What is being asked: Restate the listing below word for word, omitting any images.

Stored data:
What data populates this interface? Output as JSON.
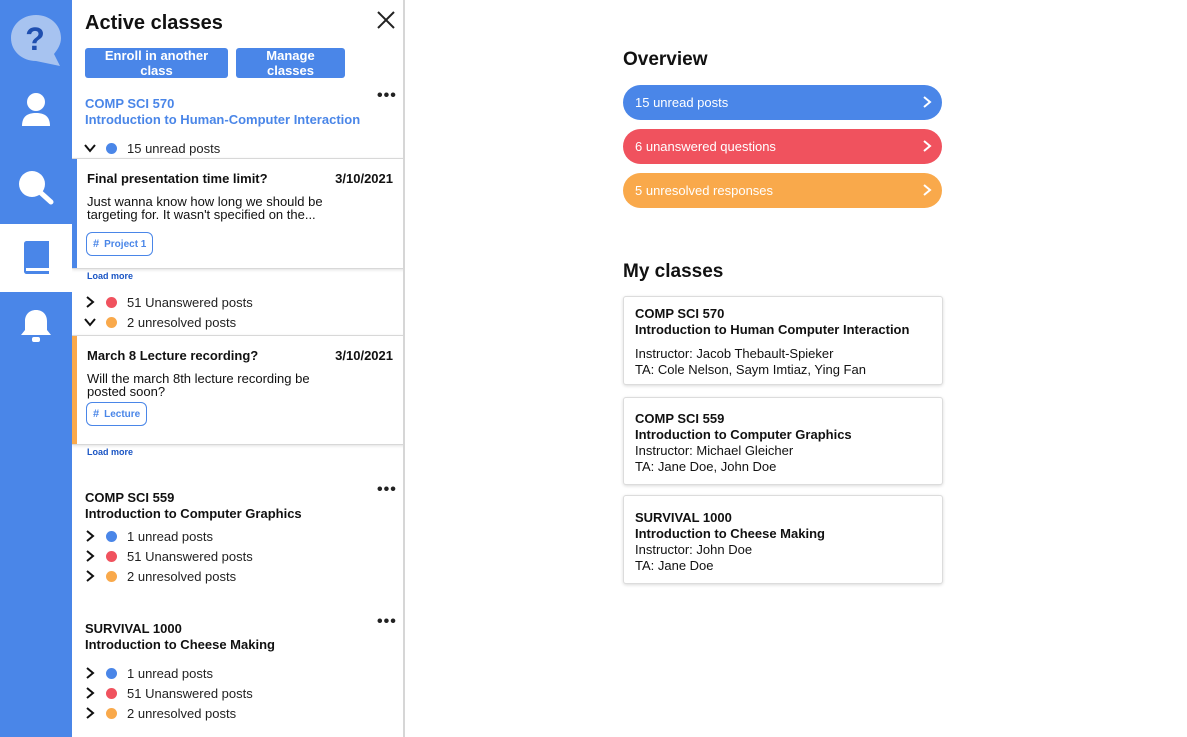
{
  "colors": {
    "primary": "#4a86e8",
    "unread": "#4a86e8",
    "unanswered": "#f0525e",
    "unresolved": "#f9a94b"
  },
  "rail": {
    "items": [
      {
        "name": "help-icon"
      },
      {
        "name": "profile-icon"
      },
      {
        "name": "search-icon"
      },
      {
        "name": "book-icon",
        "active": true
      },
      {
        "name": "bell-icon"
      }
    ]
  },
  "panel": {
    "title": "Active classes",
    "enroll_label": "Enroll in another class",
    "manage_label": "Manage classes",
    "courses": [
      {
        "code": "COMP SCI 570",
        "name": "Introduction to Human-Computer Interaction",
        "rows": [
          {
            "label": "15 unread posts",
            "expanded": true
          },
          {
            "label": "51 Unanswered posts",
            "expanded": false
          },
          {
            "label": "2 unresolved posts",
            "expanded": true
          }
        ],
        "unread_post": {
          "title": "Final presentation time limit?",
          "date": "3/10/2021",
          "body": "Just wanna know how long we should be targeting for. It wasn't specified on the...",
          "tag": "Project 1"
        },
        "unresolved_post": {
          "title": "March 8 Lecture recording?",
          "date": "3/10/2021",
          "body": "Will the march 8th lecture recording be posted soon?",
          "tag": "Lecture"
        },
        "load_more": "Load more"
      },
      {
        "code": "COMP SCI 559",
        "name": "Introduction to Computer Graphics",
        "rows": [
          {
            "label": "1 unread posts"
          },
          {
            "label": "51 Unanswered posts"
          },
          {
            "label": "2 unresolved posts"
          }
        ]
      },
      {
        "code": "SURVIVAL 1000",
        "name": "Introduction to Cheese Making",
        "rows": [
          {
            "label": "1 unread posts"
          },
          {
            "label": "51 Unanswered posts"
          },
          {
            "label": "2 unresolved posts"
          }
        ]
      }
    ]
  },
  "overview": {
    "title": "Overview",
    "pills": [
      {
        "label": "15 unread posts"
      },
      {
        "label": "6 unanswered questions"
      },
      {
        "label": "5 unresolved responses"
      }
    ]
  },
  "my_classes": {
    "title": "My classes",
    "cards": [
      {
        "code": "COMP SCI 570",
        "name": "Introduction to Human Computer Interaction",
        "instructor": "Instructor: Jacob Thebault-Spieker",
        "ta": "TA: Cole Nelson, Saym Imtiaz, Ying Fan"
      },
      {
        "code": "COMP SCI 559",
        "name": "Introduction to Computer Graphics",
        "instructor": "Instructor: Michael Gleicher",
        "ta": "TA: Jane Doe, John Doe"
      },
      {
        "code": "SURVIVAL 1000",
        "name": "Introduction to Cheese Making",
        "instructor": "Instructor: John Doe",
        "ta": "TA: Jane Doe"
      }
    ]
  }
}
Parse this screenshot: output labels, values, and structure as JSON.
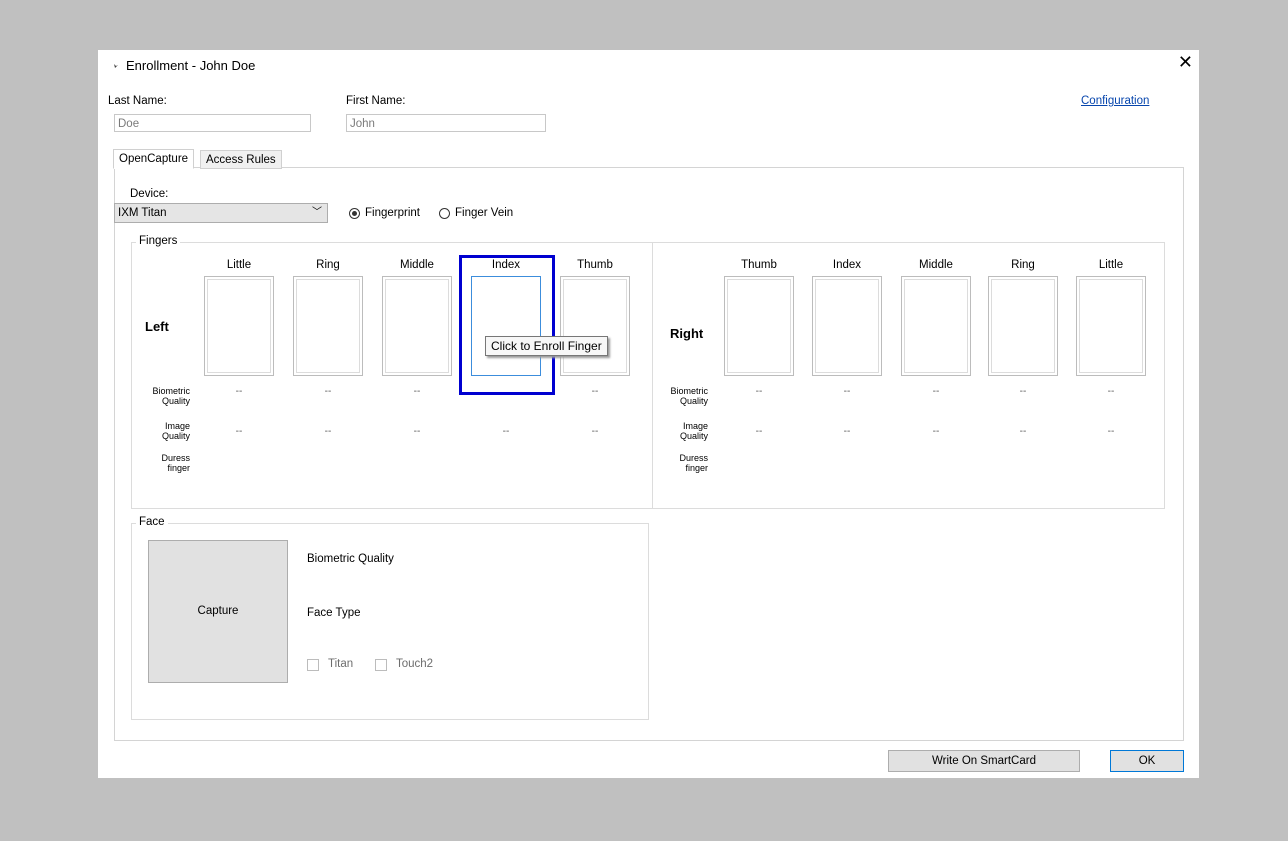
{
  "window": {
    "title": "Enrollment - John Doe",
    "close": "✕"
  },
  "fields": {
    "last_name_label": "Last Name:",
    "last_name_value": "Doe",
    "first_name_label": "First Name:",
    "first_name_value": "John"
  },
  "configuration_link": "Configuration",
  "tabs": [
    {
      "label": "OpenCapture",
      "active": true
    },
    {
      "label": "Access Rules",
      "active": false
    }
  ],
  "device": {
    "label": "Device:",
    "selected": "IXM Titan",
    "modes": [
      {
        "label": "Fingerprint",
        "checked": true
      },
      {
        "label": "Finger Vein",
        "checked": false
      }
    ]
  },
  "fingers": {
    "legend": "Fingers",
    "left_label": "Left",
    "right_label": "Right",
    "left_fingers": [
      "Little",
      "Ring",
      "Middle",
      "Index",
      "Thumb"
    ],
    "right_fingers": [
      "Thumb",
      "Index",
      "Middle",
      "Ring",
      "Little"
    ],
    "biometric_quality_label": "Biometric Quality",
    "image_quality_label": "Image Quality",
    "duress_label": "Duress finger",
    "placeholder": "--",
    "tooltip": "Click to Enroll Finger"
  },
  "face": {
    "legend": "Face",
    "capture_button": "Capture",
    "biometric_quality_label": "Biometric Quality",
    "face_type_label": "Face Type",
    "options": [
      {
        "label": "Titan",
        "checked": false
      },
      {
        "label": "Touch2",
        "checked": false
      }
    ]
  },
  "buttons": {
    "write_smartcard": "Write On SmartCard",
    "ok": "OK"
  }
}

Solved exercise:
What data populates this interface? Output as JSON.
{
  "colors": {
    "primary": "#4a86e8",
    "unread": "#4a86e8",
    "unanswered": "#f0525e",
    "unresolved": "#f9a94b"
  },
  "rail": {
    "items": [
      {
        "name": "help-icon"
      },
      {
        "name": "profile-icon"
      },
      {
        "name": "search-icon"
      },
      {
        "name": "book-icon",
        "active": true
      },
      {
        "name": "bell-icon"
      }
    ]
  },
  "panel": {
    "title": "Active classes",
    "enroll_label": "Enroll in another class",
    "manage_label": "Manage classes",
    "courses": [
      {
        "code": "COMP SCI 570",
        "name": "Introduction to Human-Computer Interaction",
        "rows": [
          {
            "label": "15 unread posts",
            "expanded": true
          },
          {
            "label": "51 Unanswered posts",
            "expanded": false
          },
          {
            "label": "2 unresolved posts",
            "expanded": true
          }
        ],
        "unread_post": {
          "title": "Final presentation time limit?",
          "date": "3/10/2021",
          "body": "Just wanna know how long we should be targeting for. It wasn't specified on the...",
          "tag": "Project 1"
        },
        "unresolved_post": {
          "title": "March 8 Lecture recording?",
          "date": "3/10/2021",
          "body": "Will the march 8th lecture recording be posted soon?",
          "tag": "Lecture"
        },
        "load_more": "Load more"
      },
      {
        "code": "COMP SCI 559",
        "name": "Introduction to Computer Graphics",
        "rows": [
          {
            "label": "1 unread posts"
          },
          {
            "label": "51 Unanswered posts"
          },
          {
            "label": "2 unresolved posts"
          }
        ]
      },
      {
        "code": "SURVIVAL 1000",
        "name": "Introduction to Cheese Making",
        "rows": [
          {
            "label": "1 unread posts"
          },
          {
            "label": "51 Unanswered posts"
          },
          {
            "label": "2 unresolved posts"
          }
        ]
      }
    ]
  },
  "overview": {
    "title": "Overview",
    "pills": [
      {
        "label": "15 unread posts"
      },
      {
        "label": "6 unanswered questions"
      },
      {
        "label": "5 unresolved responses"
      }
    ]
  },
  "my_classes": {
    "title": "My classes",
    "cards": [
      {
        "code": "COMP SCI 570",
        "name": "Introduction to Human Computer Interaction",
        "instructor": "Instructor: Jacob Thebault-Spieker",
        "ta": "TA: Cole Nelson, Saym Imtiaz, Ying Fan"
      },
      {
        "code": "COMP SCI 559",
        "name": "Introduction to Computer Graphics",
        "instructor": "Instructor: Michael Gleicher",
        "ta": "TA: Jane Doe, John Doe"
      },
      {
        "code": "SURVIVAL 1000",
        "name": "Introduction to Cheese Making",
        "instructor": "Instructor: John Doe",
        "ta": "TA: Jane Doe"
      }
    ]
  }
}
Parse this screenshot: output labels, values, and structure as JSON.
{
  "window": {
    "title": "Enrollment - John Doe",
    "close": "✕"
  },
  "fields": {
    "last_name_label": "Last Name:",
    "last_name_value": "Doe",
    "first_name_label": "First Name:",
    "first_name_value": "John"
  },
  "configuration_link": "Configuration",
  "tabs": [
    {
      "label": "OpenCapture",
      "active": true
    },
    {
      "label": "Access Rules",
      "active": false
    }
  ],
  "device": {
    "label": "Device:",
    "selected": "IXM Titan",
    "modes": [
      {
        "label": "Fingerprint",
        "checked": true
      },
      {
        "label": "Finger Vein",
        "checked": false
      }
    ]
  },
  "fingers": {
    "legend": "Fingers",
    "left_label": "Left",
    "right_label": "Right",
    "left_fingers": [
      "Little",
      "Ring",
      "Middle",
      "Index",
      "Thumb"
    ],
    "right_fingers": [
      "Thumb",
      "Index",
      "Middle",
      "Ring",
      "Little"
    ],
    "biometric_quality_label": "Biometric Quality",
    "image_quality_label": "Image Quality",
    "duress_label": "Duress finger",
    "placeholder": "--",
    "tooltip": "Click to Enroll Finger"
  },
  "face": {
    "legend": "Face",
    "capture_button": "Capture",
    "biometric_quality_label": "Biometric Quality",
    "face_type_label": "Face Type",
    "options": [
      {
        "label": "Titan",
        "checked": false
      },
      {
        "label": "Touch2",
        "checked": false
      }
    ]
  },
  "buttons": {
    "write_smartcard": "Write On SmartCard",
    "ok": "OK"
  }
}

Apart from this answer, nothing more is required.